- [Brief]: Wherever "Sold" appears in a line, copy that line.

- [Data for the task]:
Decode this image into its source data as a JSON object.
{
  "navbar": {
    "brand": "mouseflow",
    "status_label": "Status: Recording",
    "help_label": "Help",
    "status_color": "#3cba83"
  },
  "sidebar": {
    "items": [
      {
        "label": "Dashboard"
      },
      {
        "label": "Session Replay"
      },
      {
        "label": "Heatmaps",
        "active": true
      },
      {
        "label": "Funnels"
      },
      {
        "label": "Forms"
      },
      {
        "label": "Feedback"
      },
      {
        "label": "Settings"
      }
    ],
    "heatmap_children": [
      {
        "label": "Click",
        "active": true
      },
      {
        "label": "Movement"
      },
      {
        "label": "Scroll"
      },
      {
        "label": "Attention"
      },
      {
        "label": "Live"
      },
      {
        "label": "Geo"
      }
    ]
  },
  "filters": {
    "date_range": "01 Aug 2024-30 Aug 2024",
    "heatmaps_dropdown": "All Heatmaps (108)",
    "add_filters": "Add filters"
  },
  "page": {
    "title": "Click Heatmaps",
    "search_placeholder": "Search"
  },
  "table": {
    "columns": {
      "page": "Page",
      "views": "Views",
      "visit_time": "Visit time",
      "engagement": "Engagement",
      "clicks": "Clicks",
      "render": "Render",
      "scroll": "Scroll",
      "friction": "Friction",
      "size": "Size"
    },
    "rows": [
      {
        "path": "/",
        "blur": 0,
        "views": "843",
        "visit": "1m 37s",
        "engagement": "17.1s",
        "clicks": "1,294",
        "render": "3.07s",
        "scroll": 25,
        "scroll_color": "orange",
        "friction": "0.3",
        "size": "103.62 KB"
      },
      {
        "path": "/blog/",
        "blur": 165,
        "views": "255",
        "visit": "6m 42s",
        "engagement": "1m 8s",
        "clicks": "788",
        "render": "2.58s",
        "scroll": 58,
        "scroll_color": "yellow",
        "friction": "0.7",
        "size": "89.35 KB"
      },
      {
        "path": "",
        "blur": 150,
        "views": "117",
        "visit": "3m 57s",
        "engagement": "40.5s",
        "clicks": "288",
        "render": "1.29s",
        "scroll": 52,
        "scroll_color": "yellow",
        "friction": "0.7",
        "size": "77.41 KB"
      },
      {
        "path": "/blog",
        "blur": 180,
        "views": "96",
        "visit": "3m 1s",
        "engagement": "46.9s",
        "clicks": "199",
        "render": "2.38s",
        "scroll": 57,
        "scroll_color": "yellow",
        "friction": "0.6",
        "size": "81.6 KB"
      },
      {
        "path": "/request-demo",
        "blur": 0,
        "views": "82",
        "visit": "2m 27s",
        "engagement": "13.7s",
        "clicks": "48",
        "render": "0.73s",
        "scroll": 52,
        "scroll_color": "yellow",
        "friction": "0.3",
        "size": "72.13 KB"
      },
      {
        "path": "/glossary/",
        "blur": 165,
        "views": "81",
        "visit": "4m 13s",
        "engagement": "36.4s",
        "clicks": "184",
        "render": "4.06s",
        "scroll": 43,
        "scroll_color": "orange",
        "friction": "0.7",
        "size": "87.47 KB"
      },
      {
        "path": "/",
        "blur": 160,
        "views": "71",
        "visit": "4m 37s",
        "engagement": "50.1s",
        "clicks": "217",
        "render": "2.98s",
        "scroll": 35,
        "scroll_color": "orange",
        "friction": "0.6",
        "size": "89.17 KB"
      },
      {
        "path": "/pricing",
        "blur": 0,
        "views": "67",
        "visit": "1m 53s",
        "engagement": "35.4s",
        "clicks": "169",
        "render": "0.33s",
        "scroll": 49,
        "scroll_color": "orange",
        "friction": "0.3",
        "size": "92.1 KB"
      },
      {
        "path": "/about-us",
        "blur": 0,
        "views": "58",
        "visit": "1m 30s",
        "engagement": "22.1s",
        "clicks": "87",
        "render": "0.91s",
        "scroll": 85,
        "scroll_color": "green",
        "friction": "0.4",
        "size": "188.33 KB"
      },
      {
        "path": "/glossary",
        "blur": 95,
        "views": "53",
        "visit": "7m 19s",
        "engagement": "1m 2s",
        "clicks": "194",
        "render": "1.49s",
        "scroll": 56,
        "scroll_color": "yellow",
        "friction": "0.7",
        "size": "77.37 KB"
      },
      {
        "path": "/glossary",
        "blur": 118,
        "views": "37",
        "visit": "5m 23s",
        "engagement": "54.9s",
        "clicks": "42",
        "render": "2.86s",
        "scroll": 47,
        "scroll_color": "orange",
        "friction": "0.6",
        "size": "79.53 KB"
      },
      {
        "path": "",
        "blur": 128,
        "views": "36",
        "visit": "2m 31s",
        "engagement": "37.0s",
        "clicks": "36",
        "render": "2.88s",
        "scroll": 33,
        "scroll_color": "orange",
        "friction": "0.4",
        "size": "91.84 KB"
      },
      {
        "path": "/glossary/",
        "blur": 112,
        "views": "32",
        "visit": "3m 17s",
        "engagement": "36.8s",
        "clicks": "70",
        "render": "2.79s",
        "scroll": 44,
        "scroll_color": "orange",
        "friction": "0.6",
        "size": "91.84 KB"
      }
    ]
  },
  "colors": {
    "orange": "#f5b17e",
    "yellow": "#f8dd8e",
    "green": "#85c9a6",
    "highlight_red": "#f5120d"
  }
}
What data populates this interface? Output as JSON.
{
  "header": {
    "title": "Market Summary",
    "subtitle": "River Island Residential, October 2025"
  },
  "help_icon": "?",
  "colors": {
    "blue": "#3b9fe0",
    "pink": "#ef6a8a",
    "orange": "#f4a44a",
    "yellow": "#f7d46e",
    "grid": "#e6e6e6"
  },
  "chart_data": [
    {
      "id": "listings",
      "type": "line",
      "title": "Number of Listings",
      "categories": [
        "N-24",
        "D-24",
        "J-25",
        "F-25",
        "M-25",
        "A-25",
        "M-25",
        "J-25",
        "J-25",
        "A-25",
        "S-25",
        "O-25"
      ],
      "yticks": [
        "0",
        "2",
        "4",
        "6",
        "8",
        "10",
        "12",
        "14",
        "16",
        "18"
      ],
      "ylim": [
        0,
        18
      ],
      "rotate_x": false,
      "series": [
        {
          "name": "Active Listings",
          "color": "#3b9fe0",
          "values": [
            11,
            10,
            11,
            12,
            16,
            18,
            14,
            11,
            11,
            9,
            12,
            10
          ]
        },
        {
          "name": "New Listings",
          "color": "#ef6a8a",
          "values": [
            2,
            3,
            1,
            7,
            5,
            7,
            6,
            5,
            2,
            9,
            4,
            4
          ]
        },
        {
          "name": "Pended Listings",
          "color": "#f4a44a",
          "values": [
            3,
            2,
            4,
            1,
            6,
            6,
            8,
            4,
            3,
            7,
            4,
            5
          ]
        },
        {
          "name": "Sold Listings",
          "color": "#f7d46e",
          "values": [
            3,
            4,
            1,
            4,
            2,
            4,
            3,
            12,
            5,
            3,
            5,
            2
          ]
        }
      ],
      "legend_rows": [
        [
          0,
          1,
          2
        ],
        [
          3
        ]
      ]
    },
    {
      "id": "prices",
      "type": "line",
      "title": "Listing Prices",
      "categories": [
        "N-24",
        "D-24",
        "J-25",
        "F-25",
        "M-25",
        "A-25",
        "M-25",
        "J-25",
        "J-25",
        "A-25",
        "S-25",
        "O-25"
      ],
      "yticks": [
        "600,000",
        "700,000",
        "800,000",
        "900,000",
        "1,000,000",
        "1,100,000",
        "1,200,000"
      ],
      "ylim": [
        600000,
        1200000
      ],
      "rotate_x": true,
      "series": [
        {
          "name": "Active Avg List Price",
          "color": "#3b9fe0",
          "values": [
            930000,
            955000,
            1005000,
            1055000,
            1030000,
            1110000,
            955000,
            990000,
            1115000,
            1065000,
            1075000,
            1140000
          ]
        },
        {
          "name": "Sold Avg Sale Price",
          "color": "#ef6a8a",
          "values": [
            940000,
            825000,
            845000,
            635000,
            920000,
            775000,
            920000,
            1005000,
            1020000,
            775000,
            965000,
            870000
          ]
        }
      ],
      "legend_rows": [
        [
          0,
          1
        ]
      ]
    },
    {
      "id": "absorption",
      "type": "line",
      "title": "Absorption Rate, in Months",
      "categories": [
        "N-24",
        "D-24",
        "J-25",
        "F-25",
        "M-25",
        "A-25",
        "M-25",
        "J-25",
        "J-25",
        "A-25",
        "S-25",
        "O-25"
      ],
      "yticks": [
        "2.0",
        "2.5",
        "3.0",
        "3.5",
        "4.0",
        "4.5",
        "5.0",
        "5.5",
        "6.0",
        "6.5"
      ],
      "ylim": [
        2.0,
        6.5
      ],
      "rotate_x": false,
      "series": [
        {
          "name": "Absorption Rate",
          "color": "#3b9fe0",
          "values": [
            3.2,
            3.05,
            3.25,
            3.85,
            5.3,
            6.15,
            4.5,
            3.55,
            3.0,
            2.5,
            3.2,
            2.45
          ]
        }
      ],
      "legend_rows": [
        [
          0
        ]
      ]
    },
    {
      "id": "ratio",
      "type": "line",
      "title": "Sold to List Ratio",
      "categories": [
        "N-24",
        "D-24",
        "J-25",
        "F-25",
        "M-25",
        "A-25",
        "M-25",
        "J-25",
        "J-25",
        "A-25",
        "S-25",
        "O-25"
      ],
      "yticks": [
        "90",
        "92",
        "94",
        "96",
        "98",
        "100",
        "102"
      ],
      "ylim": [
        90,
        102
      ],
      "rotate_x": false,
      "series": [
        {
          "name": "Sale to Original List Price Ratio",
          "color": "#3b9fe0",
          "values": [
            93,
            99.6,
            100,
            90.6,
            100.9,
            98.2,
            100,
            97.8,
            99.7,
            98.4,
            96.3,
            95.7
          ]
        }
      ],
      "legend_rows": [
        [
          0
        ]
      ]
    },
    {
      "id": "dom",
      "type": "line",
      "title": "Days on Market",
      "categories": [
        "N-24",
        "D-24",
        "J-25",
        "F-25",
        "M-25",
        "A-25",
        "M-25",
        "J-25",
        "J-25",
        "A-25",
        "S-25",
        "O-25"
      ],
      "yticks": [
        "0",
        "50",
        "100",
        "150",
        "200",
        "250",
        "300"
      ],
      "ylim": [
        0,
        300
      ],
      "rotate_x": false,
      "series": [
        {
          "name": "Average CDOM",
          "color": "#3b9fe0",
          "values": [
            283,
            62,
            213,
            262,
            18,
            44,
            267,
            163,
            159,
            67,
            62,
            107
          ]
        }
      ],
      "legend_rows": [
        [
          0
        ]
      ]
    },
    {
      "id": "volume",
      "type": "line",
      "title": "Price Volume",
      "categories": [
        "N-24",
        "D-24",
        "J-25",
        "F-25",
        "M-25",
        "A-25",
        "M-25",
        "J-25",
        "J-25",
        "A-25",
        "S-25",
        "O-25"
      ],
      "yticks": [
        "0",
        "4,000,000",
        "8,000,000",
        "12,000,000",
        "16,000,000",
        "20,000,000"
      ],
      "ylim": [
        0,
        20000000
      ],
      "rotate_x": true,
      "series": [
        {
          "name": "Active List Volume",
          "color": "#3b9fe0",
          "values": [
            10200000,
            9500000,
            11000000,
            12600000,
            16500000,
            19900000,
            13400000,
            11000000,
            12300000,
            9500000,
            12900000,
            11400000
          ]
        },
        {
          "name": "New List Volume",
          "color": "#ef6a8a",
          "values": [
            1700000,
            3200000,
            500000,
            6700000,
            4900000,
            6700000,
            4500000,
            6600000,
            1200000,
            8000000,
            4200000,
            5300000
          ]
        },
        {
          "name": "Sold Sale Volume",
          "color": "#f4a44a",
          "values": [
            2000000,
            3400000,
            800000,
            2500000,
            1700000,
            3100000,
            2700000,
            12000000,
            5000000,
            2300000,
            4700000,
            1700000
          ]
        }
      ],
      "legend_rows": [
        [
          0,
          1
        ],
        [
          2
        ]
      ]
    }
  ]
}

- [Answer to this problem]:
          "name": "Sold Listings",
          "name": "Sold Avg Sale Price",
      "title": "Sold to List Ratio",
          "name": "Sold Sale Volume",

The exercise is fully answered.